**Page excerpt**.
• • • • • • •

This notebook will do each of those in separate sections below.
def find_nearest_dark_exposure(image, dark_exposure_times, tolerance=0.5):
"""
Find the nearest exposure time of a dark frame to the exposure time of the image,
raising an error if the difference in exposure time is more than tolerance.
Parameters
----------
image : astropy.nddata.CCDData
Image for which a matching dark is needed.
dark_exposure_times : list
Exposure times for which there are darks.
tolerance : float or ``None``, optional
Maximum difference, in seconds, between the image and the closest dark. Set
to ``None`` to skip the tolerance test.
Returns
-------
float
Closest dark exposure time to the image.
"""
dark_exposures = np.array(list(dark_exposure_times))
idx = np.argmin(np.abs(dark_exposures - image.header['exptime']))
closest_dark_exposure = dark_exposures[idx]
if (tolerance is not None and
np.abs(image.header['exptime'] - closest_dark_exposure) > tolerance):
raise RuntimeError('Closest dark exposure time is {} for flat of exposure '
'time {}.'.format(closest_dark_exposure, a_flat.header['exptime']))
return closest_dark_exposure
The data in this example is from chip 0 of the Large Format Camera at Palomar Observatory. In earlier notebooks we determined that:
- This CCD has a useful overscan region.
- There is no need to scale dark frames in this data, and so no need to subtract bias.

• • • • • • •

Source records
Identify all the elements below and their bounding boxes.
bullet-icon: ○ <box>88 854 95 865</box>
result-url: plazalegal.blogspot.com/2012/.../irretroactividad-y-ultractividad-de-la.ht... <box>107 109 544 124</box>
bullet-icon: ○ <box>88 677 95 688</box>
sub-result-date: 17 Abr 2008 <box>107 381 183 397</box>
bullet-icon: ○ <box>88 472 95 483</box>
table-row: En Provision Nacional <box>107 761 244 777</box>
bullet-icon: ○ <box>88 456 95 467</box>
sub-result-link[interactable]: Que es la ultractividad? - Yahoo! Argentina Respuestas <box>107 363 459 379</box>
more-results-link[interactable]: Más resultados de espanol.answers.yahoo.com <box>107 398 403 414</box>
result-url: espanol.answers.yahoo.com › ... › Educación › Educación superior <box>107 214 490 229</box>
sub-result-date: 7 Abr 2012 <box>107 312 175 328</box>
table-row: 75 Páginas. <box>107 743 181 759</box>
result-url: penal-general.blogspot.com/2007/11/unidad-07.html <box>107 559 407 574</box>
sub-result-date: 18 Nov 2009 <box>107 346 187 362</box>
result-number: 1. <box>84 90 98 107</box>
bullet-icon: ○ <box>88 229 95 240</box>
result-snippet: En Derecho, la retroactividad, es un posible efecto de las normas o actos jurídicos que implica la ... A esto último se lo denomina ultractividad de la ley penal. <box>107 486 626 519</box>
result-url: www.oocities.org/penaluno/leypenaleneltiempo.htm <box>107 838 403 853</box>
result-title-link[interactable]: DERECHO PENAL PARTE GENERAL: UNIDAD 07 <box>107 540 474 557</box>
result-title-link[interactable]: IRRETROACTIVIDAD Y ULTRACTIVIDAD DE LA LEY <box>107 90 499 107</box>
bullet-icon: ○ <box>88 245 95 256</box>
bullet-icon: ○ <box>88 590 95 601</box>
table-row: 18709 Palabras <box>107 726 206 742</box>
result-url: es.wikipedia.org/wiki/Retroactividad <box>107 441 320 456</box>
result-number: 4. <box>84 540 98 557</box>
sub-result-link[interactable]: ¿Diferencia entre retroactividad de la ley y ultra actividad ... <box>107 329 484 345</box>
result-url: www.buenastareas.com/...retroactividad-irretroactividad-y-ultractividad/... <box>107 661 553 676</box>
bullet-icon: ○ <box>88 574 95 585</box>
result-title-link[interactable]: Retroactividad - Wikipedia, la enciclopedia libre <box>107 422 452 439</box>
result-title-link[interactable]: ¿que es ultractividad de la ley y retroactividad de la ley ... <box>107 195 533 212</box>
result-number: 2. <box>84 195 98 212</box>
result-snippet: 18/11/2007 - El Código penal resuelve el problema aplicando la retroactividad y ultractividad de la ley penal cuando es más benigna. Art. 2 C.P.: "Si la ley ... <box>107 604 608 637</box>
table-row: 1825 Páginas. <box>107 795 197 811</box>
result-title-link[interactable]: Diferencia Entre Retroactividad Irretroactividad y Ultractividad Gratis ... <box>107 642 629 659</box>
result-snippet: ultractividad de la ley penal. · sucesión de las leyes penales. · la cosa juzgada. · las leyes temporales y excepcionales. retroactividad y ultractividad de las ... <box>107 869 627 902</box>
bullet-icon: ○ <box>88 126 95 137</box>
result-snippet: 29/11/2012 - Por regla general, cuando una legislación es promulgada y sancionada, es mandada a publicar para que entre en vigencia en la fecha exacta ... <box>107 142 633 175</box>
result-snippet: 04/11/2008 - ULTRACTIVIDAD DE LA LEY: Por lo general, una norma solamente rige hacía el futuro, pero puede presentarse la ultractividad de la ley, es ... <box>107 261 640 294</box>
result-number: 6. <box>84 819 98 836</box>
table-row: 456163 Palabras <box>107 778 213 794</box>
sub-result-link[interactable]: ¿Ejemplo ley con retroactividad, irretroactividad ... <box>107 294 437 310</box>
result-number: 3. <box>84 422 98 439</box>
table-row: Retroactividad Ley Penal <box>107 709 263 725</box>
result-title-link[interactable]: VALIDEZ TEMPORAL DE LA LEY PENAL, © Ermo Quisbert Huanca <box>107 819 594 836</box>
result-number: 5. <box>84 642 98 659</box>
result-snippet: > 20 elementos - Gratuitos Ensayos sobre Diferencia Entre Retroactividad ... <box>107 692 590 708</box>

• • • • • • •

**The tasks**.
(a) Answer these questions from the page excerpt:
(i) What type of error is raised when the closest dark exposure time differs from the image's by more than the tolerance?
(ii) What value can the tolerance be set to in order to skip the tolerance test?
(iii) Which chip and camera did the data come from?
(b) Can you extract, word for word, the lines of the listing from its first line through the line containing "result-title-link[interactable]: IRRETROACTIVIDAD Y", with both ends included?
The page excerpt and the listing have nothing to do with each other.

**Task answers**.
(a)
(i) A RuntimeError.
(ii) ``None``.
(iii) Chip 0 of the Large Format Camera at Palomar Observatory.

(b)
Identify all the elements below and their bounding boxes.
bullet-icon: ○ <box>88 854 95 865</box>
result-url: plazalegal.blogspot.com/2012/.../irretroactividad-y-ultractividad-de-la.ht... <box>107 109 544 124</box>
bullet-icon: ○ <box>88 677 95 688</box>
sub-result-date: 17 Abr 2008 <box>107 381 183 397</box>
bullet-icon: ○ <box>88 472 95 483</box>
table-row: En Provision Nacional <box>107 761 244 777</box>
bullet-icon: ○ <box>88 456 95 467</box>
sub-result-link[interactable]: Que es la ultractividad? - Yahoo! Argentina Respuestas <box>107 363 459 379</box>
more-results-link[interactable]: Más resultados de espanol.answers.yahoo.com <box>107 398 403 414</box>
result-url: espanol.answers.yahoo.com › ... › Educación › Educación superior <box>107 214 490 229</box>
sub-result-date: 7 Abr 2012 <box>107 312 175 328</box>
table-row: 75 Páginas. <box>107 743 181 759</box>
result-url: penal-general.blogspot.com/2007/11/unidad-07.html <box>107 559 407 574</box>
sub-result-date: 18 Nov 2009 <box>107 346 187 362</box>
result-number: 1. <box>84 90 98 107</box>
bullet-icon: ○ <box>88 229 95 240</box>
result-snippet: En Derecho, la retroactividad, es un posible efecto de las normas o actos jurídicos que implica la ... A esto último se lo denomina ultractividad de la ley penal. <box>107 486 626 519</box>
result-url: www.oocities.org/penaluno/leypenaleneltiempo.htm <box>107 838 403 853</box>
result-title-link[interactable]: DERECHO PENAL PARTE GENERAL: UNIDAD 07 <box>107 540 474 557</box>
result-title-link[interactable]: IRRETROACTIVIDAD Y ULTRACTIVIDAD DE LA LEY <box>107 90 499 107</box>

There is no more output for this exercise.